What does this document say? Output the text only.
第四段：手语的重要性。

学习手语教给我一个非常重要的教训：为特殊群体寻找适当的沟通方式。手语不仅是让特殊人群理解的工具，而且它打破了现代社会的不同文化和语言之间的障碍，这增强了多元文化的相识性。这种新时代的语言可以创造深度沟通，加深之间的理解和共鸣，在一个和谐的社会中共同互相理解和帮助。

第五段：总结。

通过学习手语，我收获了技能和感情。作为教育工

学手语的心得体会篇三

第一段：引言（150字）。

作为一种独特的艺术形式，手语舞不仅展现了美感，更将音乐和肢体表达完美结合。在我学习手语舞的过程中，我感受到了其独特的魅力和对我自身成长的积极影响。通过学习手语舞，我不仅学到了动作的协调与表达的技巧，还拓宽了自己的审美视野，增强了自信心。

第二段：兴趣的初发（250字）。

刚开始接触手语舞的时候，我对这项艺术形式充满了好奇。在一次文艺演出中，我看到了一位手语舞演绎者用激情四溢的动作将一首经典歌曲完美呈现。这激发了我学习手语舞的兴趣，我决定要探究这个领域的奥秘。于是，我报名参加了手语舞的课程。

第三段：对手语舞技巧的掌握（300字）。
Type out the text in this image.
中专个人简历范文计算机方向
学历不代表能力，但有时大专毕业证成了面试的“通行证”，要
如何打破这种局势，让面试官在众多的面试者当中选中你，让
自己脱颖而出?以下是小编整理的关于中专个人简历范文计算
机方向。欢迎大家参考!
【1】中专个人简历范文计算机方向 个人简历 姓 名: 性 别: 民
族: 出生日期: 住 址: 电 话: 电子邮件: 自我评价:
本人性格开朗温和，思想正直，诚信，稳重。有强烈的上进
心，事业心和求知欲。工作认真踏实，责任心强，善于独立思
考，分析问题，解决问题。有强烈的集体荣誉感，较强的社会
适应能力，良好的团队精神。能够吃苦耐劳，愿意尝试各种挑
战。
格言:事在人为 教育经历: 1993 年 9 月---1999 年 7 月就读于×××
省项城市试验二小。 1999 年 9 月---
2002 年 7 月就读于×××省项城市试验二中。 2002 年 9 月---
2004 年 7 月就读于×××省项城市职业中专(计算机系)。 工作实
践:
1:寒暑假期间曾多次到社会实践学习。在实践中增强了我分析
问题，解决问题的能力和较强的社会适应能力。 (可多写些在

#### AIM:
Give back all the data exactly as written.

#### SOLUTION FOR THIS TASK:
What does this document say? Output the text only.
第四段：手语的重要性。

学习手语教给我一个非常重要的教训：为特殊群体寻找适当的沟通方式。手语不仅是让特殊人群理解的工具，而且它打破了现代社会的不同文化和语言之间的障碍，这增强了多元文化的相识性。这种新时代的语言可以创造深度沟通，加深之间的理解和共鸣，在一个和谐的社会中共同互相理解和帮助。

第五段：总结。

通过学习手语，我收获了技能和感情。作为教育工

学手语的心得体会篇三

第一段：引言（150字）。

作为一种独特的艺术形式，手语舞不仅展现了美感，更将音乐和肢体表达完美结合。在我学习手语舞的过程中，我感受到了其独特的魅力和对我自身成长的积极影响。通过学习手语舞，我不仅学到了动作的协调与表达的技巧，还拓宽了自己的审美视野，增强了自信心。

第二段：兴趣的初发（250字）。

刚开始接触手语舞的时候，我对这项艺术形式充满了好奇。在一次文艺演出中，我看到了一位手语舞演绎者用激情四溢的动作将一首经典歌曲完美呈现。这激发了我学习手语舞的兴趣，我决定要探究这个领域的奥秘。于是，我报名参加了手语舞的课程。

第三段：对手语舞技巧的掌握（300字）。
Type out the text in this image.
中专个人简历范文计算机方向
学历不代表能力，但有时大专毕业证成了面试的“通行证”，要
如何打破这种局势，让面试官在众多的面试者当中选中你，让
自己脱颖而出?以下是小编整理的关于中专个人简历范文计算
机方向。欢迎大家参考!
【1】中专个人简历范文计算机方向 个人简历 姓 名: 性 别: 民
族: 出生日期: 住 址: 电 话: 电子邮件: 自我评价:
本人性格开朗温和，思想正直，诚信，稳重。有强烈的上进
心，事业心和求知欲。工作认真踏实，责任心强，善于独立思
考，分析问题，解决问题。有强烈的集体荣誉感，较强的社会
适应能力，良好的团队精神。能够吃苦耐劳，愿意尝试各种挑
战。
格言:事在人为 教育经历: 1993 年 9 月---1999 年 7 月就读于×××
省项城市试验二小。 1999 年 9 月---
2002 年 7 月就读于×××省项城市试验二中。 2002 年 9 月---
2004 年 7 月就读于×××省项城市职业中专(计算机系)。 工作实
践:
1:寒暑假期间曾多次到社会实践学习。在实践中增强了我分析
问题，解决问题的能力和较强的社会适应能力。 (可多写些在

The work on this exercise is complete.